WHAT YOU WILL DO.
Only lines with the string "Prizm" matter here; gather them from the material below.

### STORED ROWS

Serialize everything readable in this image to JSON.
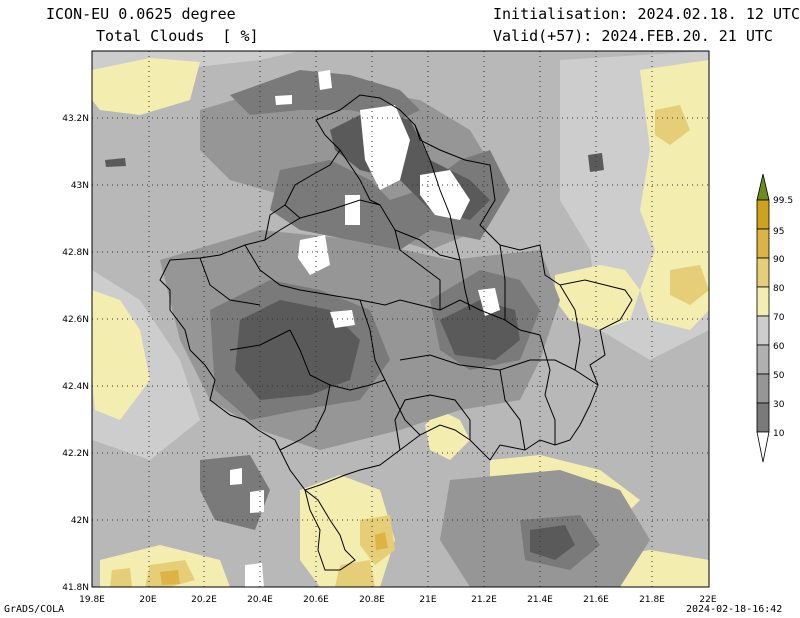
{
  "header": {
    "model": "ICON-EU 0.0625 degree",
    "field": "Total Clouds  [ %]",
    "initialisation": "Initialisation: 2024.02.18. 12 UTC",
    "valid": "Valid(+57): 2024.FEB.20. 21 UTC"
  },
  "footer": {
    "credit": "GrADS/COLA",
    "timestamp": "2024-02-18-16:42"
  },
  "map": {
    "lon_ticks": [
      "19.8E",
      "20E",
      "20.2E",
      "20.4E",
      "20.6E",
      "20.8E",
      "21E",
      "21.2E",
      "21.4E",
      "21.6E",
      "21.8E",
      "22E"
    ],
    "lat_ticks": [
      "43.2N",
      "43N",
      "42.8N",
      "42.6N",
      "42.4N",
      "42.2N",
      "42N",
      "41.8N"
    ],
    "extent": {
      "lon_min": 19.8,
      "lon_max": 22.0,
      "lat_min": 41.8,
      "lat_max": 43.4
    }
  },
  "colorbar": {
    "labels": [
      "10",
      "30",
      "50",
      "60",
      "70",
      "80",
      "90",
      "95",
      "99.5"
    ],
    "colors": [
      "#ffffff",
      "#5a5a5a",
      "#7a7a7a",
      "#969696",
      "#b0b0b0",
      "#cdcdcd",
      "#f3eeb0",
      "#e6cd78",
      "#dcb446",
      "#cfa21e",
      "#6e8c1e"
    ]
  },
  "legend_levels": [
    "10",
    "30",
    "50",
    "60",
    "70",
    "80",
    "90",
    "95",
    "99.5"
  ]
}
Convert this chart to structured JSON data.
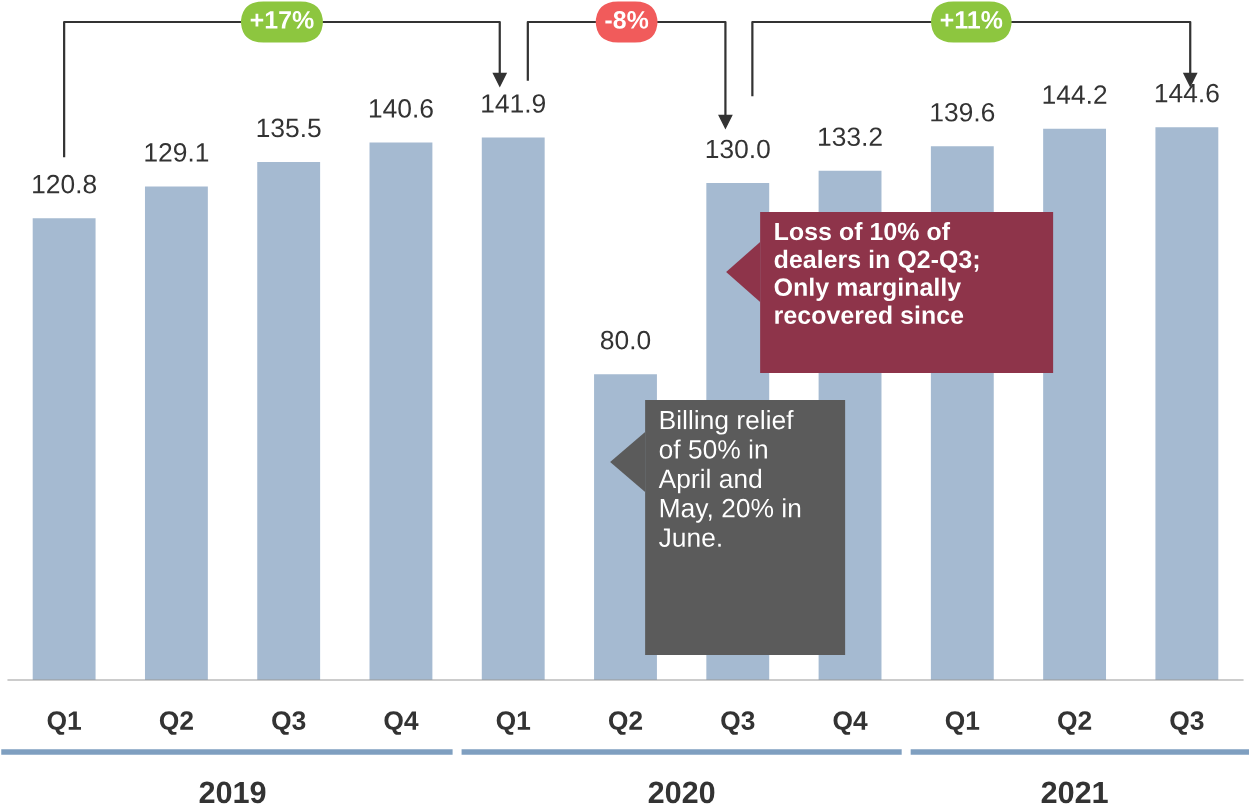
{
  "chart_data": {
    "type": "bar",
    "categories": [
      "Q1",
      "Q2",
      "Q3",
      "Q4",
      "Q1",
      "Q2",
      "Q3",
      "Q4",
      "Q1",
      "Q2",
      "Q3"
    ],
    "values": [
      120.8,
      129.1,
      135.5,
      140.6,
      141.9,
      80.0,
      130.0,
      133.2,
      139.6,
      144.2,
      144.6
    ],
    "color": "#a5bad1",
    "value_labels": [
      "120.8",
      "129.1",
      "135.5",
      "140.6",
      "141.9",
      "80.0",
      "130.0",
      "133.2",
      "139.6",
      "144.2",
      "144.6"
    ],
    "annotations": [
      "+17%",
      "-8%",
      "+11%",
      "Loss of 10% of dealers in Q2-Q3; Only marginally recovered since",
      "Billing relief of 50% in April and May, 20% in June.",
      "2019",
      "2020",
      "2021"
    ],
    "grid": false,
    "legend": false
  }
}
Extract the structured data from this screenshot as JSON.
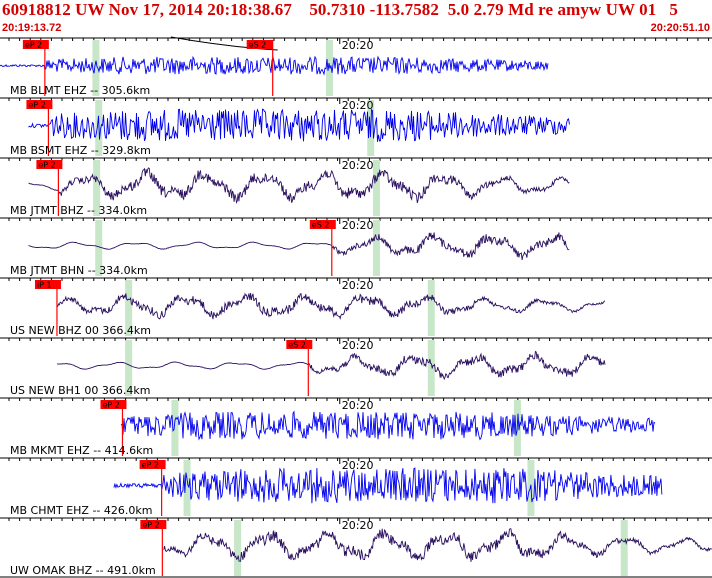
{
  "header": {
    "title": "60918812 UW Nov 17, 2014 20:18:38.67    50.7310 -113.7582  5.0 2.79 Md re amyw UW 01   5",
    "start_time": "20:19:13.72",
    "end_time": "20:20:51.10"
  },
  "colors": {
    "header_text": "#d40000",
    "blue_trace": "#0000ee",
    "purple_trace": "#2a1060",
    "pick_box": "#ff0000",
    "green_marker": "#c8e6c8",
    "tick": "#000000"
  },
  "time_tick_label": "20:20",
  "traces": [
    {
      "label": "MB BLMT EHZ -- 305.6km",
      "color": "blue",
      "style": "hf",
      "pick": "eP 2",
      "pick_t": 0.063,
      "green": [
        0.134,
        0.462
      ],
      "pick2": "eS 2",
      "pick2_t": 0.383,
      "tick": 0.48,
      "start": 0.0,
      "end": 0.77,
      "amp": 0.35,
      "curve": true
    },
    {
      "label": "MB BSMT EHZ -- 329.8km",
      "color": "blue",
      "style": "hf",
      "pick": "eP 2",
      "pick_t": 0.068,
      "green": [
        0.138,
        0.52
      ],
      "tick": 0.48,
      "start": 0.04,
      "end": 0.8,
      "amp": 0.65
    },
    {
      "label": "MB JTMT BHZ -- 334.0km",
      "color": "purple",
      "style": "lf",
      "pick": "eP 2",
      "pick_t": 0.082,
      "green": [
        0.135,
        0.528
      ],
      "tick": 0.48,
      "start": 0.04,
      "end": 0.8,
      "amp": 0.7
    },
    {
      "label": "MB JTMT BHN -- 334.0km",
      "color": "purple",
      "style": "lf",
      "pick": "eS 2",
      "pick_t": 0.466,
      "green": [
        0.138,
        0.528
      ],
      "tick": 0.48,
      "start": 0.04,
      "end": 0.8,
      "amp": 0.55
    },
    {
      "label": "US NEW BHZ 00 366.4km",
      "color": "purple",
      "style": "lf",
      "pick": "iP 1",
      "pick_t": 0.08,
      "green": [
        0.18,
        0.605
      ],
      "tick": 0.48,
      "start": 0.08,
      "end": 0.85,
      "amp": 0.55
    },
    {
      "label": "US NEW BH1 00 366.4km",
      "color": "purple",
      "style": "lf",
      "pick": "eS 2",
      "pick_t": 0.433,
      "green": [
        0.18,
        0.605
      ],
      "tick": 0.48,
      "start": 0.08,
      "end": 0.85,
      "amp": 0.55
    },
    {
      "label": "MB MKMT EHZ -- 414.6km",
      "color": "blue",
      "style": "hf",
      "pick": "eP 2",
      "pick_t": 0.172,
      "green": [
        0.245,
        0.726
      ],
      "tick": 0.48,
      "start": 0.17,
      "end": 0.92,
      "amp": 0.55
    },
    {
      "label": "MB CHMT EHZ -- 426.0km",
      "color": "blue",
      "style": "hf",
      "pick": "eP 2",
      "pick_t": 0.227,
      "green": [
        0.262,
        0.745
      ],
      "tick": 0.48,
      "start": 0.16,
      "end": 0.93,
      "amp": 0.7
    },
    {
      "label": "UW OMAK BHZ -- 491.0km",
      "color": "purple",
      "style": "lf",
      "pick": "eP 2",
      "pick_t": 0.228,
      "green": [
        0.333,
        0.876
      ],
      "tick": 0.48,
      "start": 0.23,
      "end": 1.0,
      "amp": 0.7
    }
  ]
}
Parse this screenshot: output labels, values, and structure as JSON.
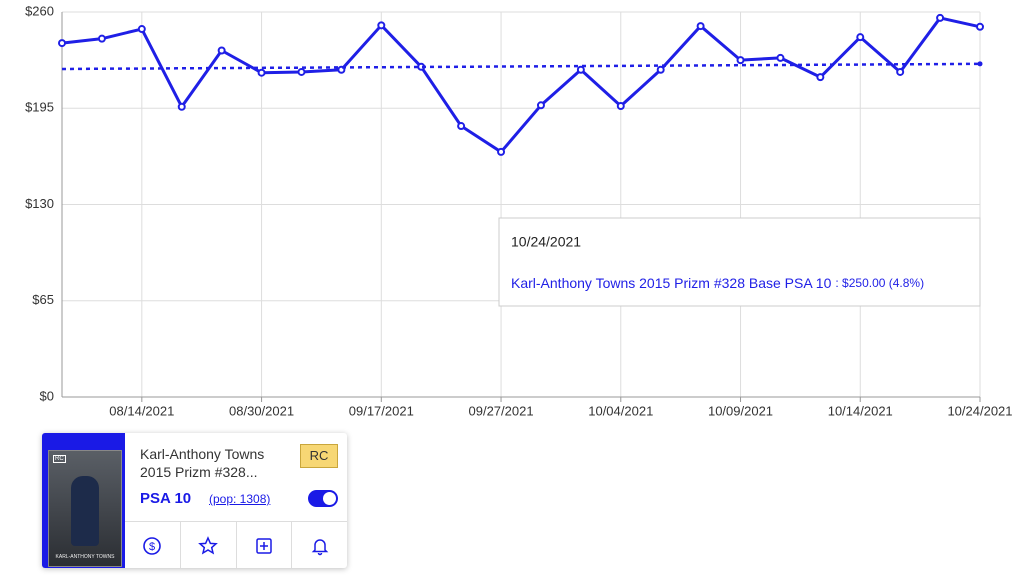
{
  "chart_data": {
    "type": "line",
    "categories": [
      null,
      null,
      "08/14/2021",
      null,
      null,
      "08/30/2021",
      null,
      null,
      "09/17/2021",
      null,
      null,
      "09/27/2021",
      null,
      null,
      "10/04/2021",
      null,
      null,
      "10/09/2021",
      null,
      null,
      "10/14/2021",
      null,
      null,
      "10/24/2021"
    ],
    "series": [
      {
        "name": "Karl-Anthony Towns 2015 Prizm #328 Base PSA 10",
        "color": "#1f1fe6",
        "values": [
          239,
          242,
          248.5,
          196,
          234,
          219,
          219.5,
          221,
          251,
          223,
          183,
          165.5,
          197,
          221,
          196.5,
          221,
          250.5,
          227.5,
          229,
          216,
          243,
          219.5,
          256,
          250
        ]
      },
      {
        "color": "#1f1fe6",
        "dashed": true,
        "values": [
          221.5,
          221.7,
          221.8,
          222,
          222.1,
          222.3,
          222.4,
          222.6,
          222.7,
          222.9,
          223,
          223.2,
          223.3,
          223.5,
          223.6,
          223.8,
          223.9,
          224.1,
          224.2,
          224.4,
          224.5,
          224.7,
          224.8,
          225
        ]
      }
    ],
    "ylim": [
      0,
      260
    ],
    "yticks": [
      {
        "value": 0,
        "label": "$0"
      },
      {
        "value": 65,
        "label": "$65"
      },
      {
        "value": 130,
        "label": "$130"
      },
      {
        "value": 195,
        "label": "$195"
      },
      {
        "value": 260,
        "label": "$260"
      }
    ],
    "grid": true,
    "tooltip": {
      "date": "10/24/2021",
      "value_label": ": $250.00 (4.8%)"
    }
  },
  "card": {
    "title": "Karl-Anthony Towns 2015 Prizm #328...",
    "badge": "RC",
    "grade": "PSA 10",
    "pop": "(pop: 1308)",
    "image_caption": "KARL-ANTHONY TOWNS",
    "image_badge": "RC"
  }
}
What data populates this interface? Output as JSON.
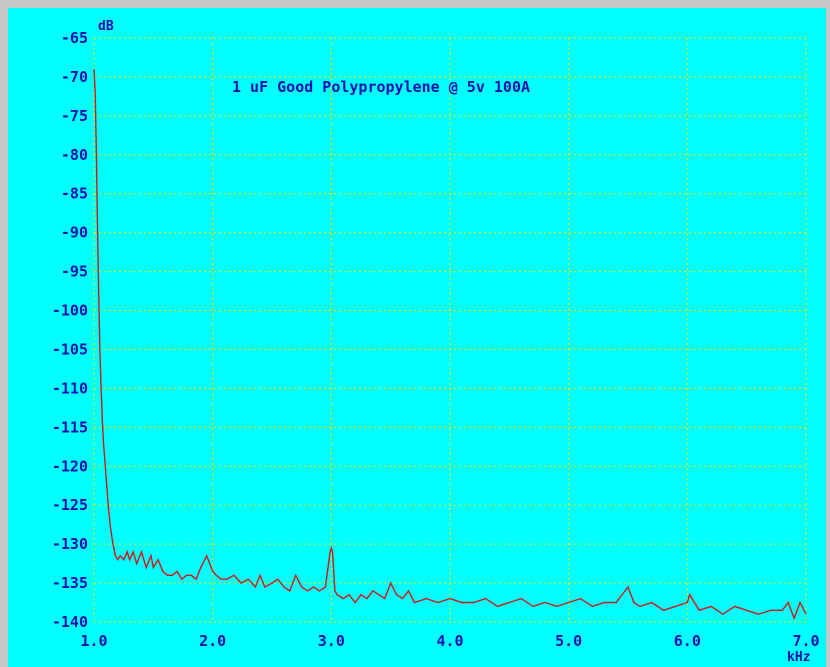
{
  "chart_data": {
    "type": "line",
    "title": "1 uF Good Polypropylene @ 5v 100A",
    "xlabel": "kHz",
    "ylabel": "dB",
    "xlim": [
      1.0,
      7.0
    ],
    "ylim": [
      -140,
      -65
    ],
    "grid": true,
    "x_ticks": [
      {
        "value": 1.0,
        "label": "1.0"
      },
      {
        "value": 2.0,
        "label": "2.0"
      },
      {
        "value": 3.0,
        "label": "3.0"
      },
      {
        "value": 4.0,
        "label": "4.0"
      },
      {
        "value": 5.0,
        "label": "5.0"
      },
      {
        "value": 6.0,
        "label": "6.0"
      },
      {
        "value": 7.0,
        "label": "7.0"
      }
    ],
    "y_ticks": [
      {
        "value": -65,
        "label": "-65"
      },
      {
        "value": -70,
        "label": "-70"
      },
      {
        "value": -75,
        "label": "-75"
      },
      {
        "value": -80,
        "label": "-80"
      },
      {
        "value": -85,
        "label": "-85"
      },
      {
        "value": -90,
        "label": "-90"
      },
      {
        "value": -95,
        "label": "-95"
      },
      {
        "value": -100,
        "label": "-100"
      },
      {
        "value": -105,
        "label": "-105"
      },
      {
        "value": -110,
        "label": "-110"
      },
      {
        "value": -115,
        "label": "-115"
      },
      {
        "value": -120,
        "label": "-120"
      },
      {
        "value": -125,
        "label": "-125"
      },
      {
        "value": -130,
        "label": "-130"
      },
      {
        "value": -135,
        "label": "-135"
      },
      {
        "value": -140,
        "label": "-140"
      }
    ],
    "colors": {
      "background": "#00ffff",
      "grid": "#e8e800",
      "line": "#cc1a1a",
      "text": "#1010b0",
      "frame": "#c8c8c8"
    },
    "series": [
      {
        "x": [
          1.0,
          1.01,
          1.02,
          1.03,
          1.04,
          1.05,
          1.06,
          1.07,
          1.08,
          1.1,
          1.12,
          1.14,
          1.16,
          1.18,
          1.2,
          1.22,
          1.25,
          1.28,
          1.3,
          1.33,
          1.36,
          1.4,
          1.44,
          1.48,
          1.5,
          1.54,
          1.58,
          1.62,
          1.66,
          1.7,
          1.74,
          1.78,
          1.82,
          1.86,
          1.9,
          1.95,
          2.0,
          2.03,
          2.07,
          2.12,
          2.18,
          2.24,
          2.3,
          2.36,
          2.4,
          2.44,
          2.5,
          2.55,
          2.6,
          2.65,
          2.7,
          2.75,
          2.8,
          2.85,
          2.9,
          2.95,
          2.99,
          3.0,
          3.01,
          3.03,
          3.05,
          3.1,
          3.15,
          3.2,
          3.25,
          3.3,
          3.35,
          3.4,
          3.45,
          3.5,
          3.55,
          3.6,
          3.65,
          3.7,
          3.8,
          3.9,
          4.0,
          4.1,
          4.2,
          4.3,
          4.4,
          4.5,
          4.6,
          4.7,
          4.8,
          4.9,
          5.0,
          5.1,
          5.2,
          5.3,
          5.4,
          5.5,
          5.55,
          5.6,
          5.7,
          5.8,
          5.9,
          6.0,
          6.02,
          6.1,
          6.2,
          6.3,
          6.4,
          6.5,
          6.6,
          6.7,
          6.8,
          6.85,
          6.9,
          6.95,
          7.0
        ],
        "values": [
          -69,
          -72,
          -80,
          -90,
          -98,
          -105,
          -110,
          -114,
          -117,
          -121,
          -125,
          -128,
          -130,
          -131.5,
          -132,
          -131.5,
          -132,
          -131,
          -132,
          -131,
          -132.5,
          -131,
          -133,
          -131.5,
          -133,
          -132,
          -133.5,
          -134,
          -134,
          -133.5,
          -134.5,
          -134,
          -134,
          -134.5,
          -133,
          -131.5,
          -133.5,
          -134,
          -134.5,
          -134.5,
          -134,
          -135,
          -134.5,
          -135.5,
          -134,
          -135.5,
          -135,
          -134.5,
          -135.5,
          -136,
          -134,
          -135.5,
          -136,
          -135.5,
          -136,
          -135.5,
          -131,
          -130.5,
          -131,
          -136,
          -136.5,
          -137,
          -136.5,
          -137.5,
          -136.5,
          -137,
          -136,
          -136.5,
          -137,
          -135,
          -136.5,
          -137,
          -136,
          -137.5,
          -137,
          -137.5,
          -137,
          -137.5,
          -137.5,
          -137,
          -138,
          -137.5,
          -137,
          -138,
          -137.5,
          -138,
          -137.5,
          -137,
          -138,
          -137.5,
          -137.5,
          -135.5,
          -137.5,
          -138,
          -137.5,
          -138.5,
          -138,
          -137.5,
          -136.5,
          -138.5,
          -138,
          -139,
          -138,
          -138.5,
          -139,
          -138.5,
          -138.5,
          -137.5,
          -139.5,
          -137.5,
          -139
        ]
      }
    ]
  }
}
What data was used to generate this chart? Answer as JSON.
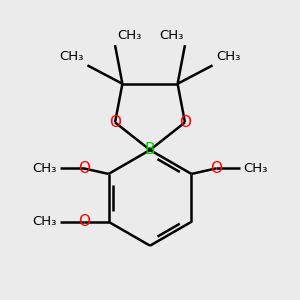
{
  "bg_color": "#ebebeb",
  "bond_color": "#000000",
  "o_color": "#ff0000",
  "b_color": "#00cc00",
  "line_width": 1.8,
  "font_size": 11,
  "small_font": 9.5,
  "xlim": [
    -1.6,
    1.6
  ],
  "ylim": [
    -1.5,
    1.7
  ]
}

######

RESPONSE BELOW.
        "name": "Karl-Anthony Towns 2015 Prizm #328 Base PSA 10",
    "title": "Karl-Anthony Towns 2015 Prizm #328...",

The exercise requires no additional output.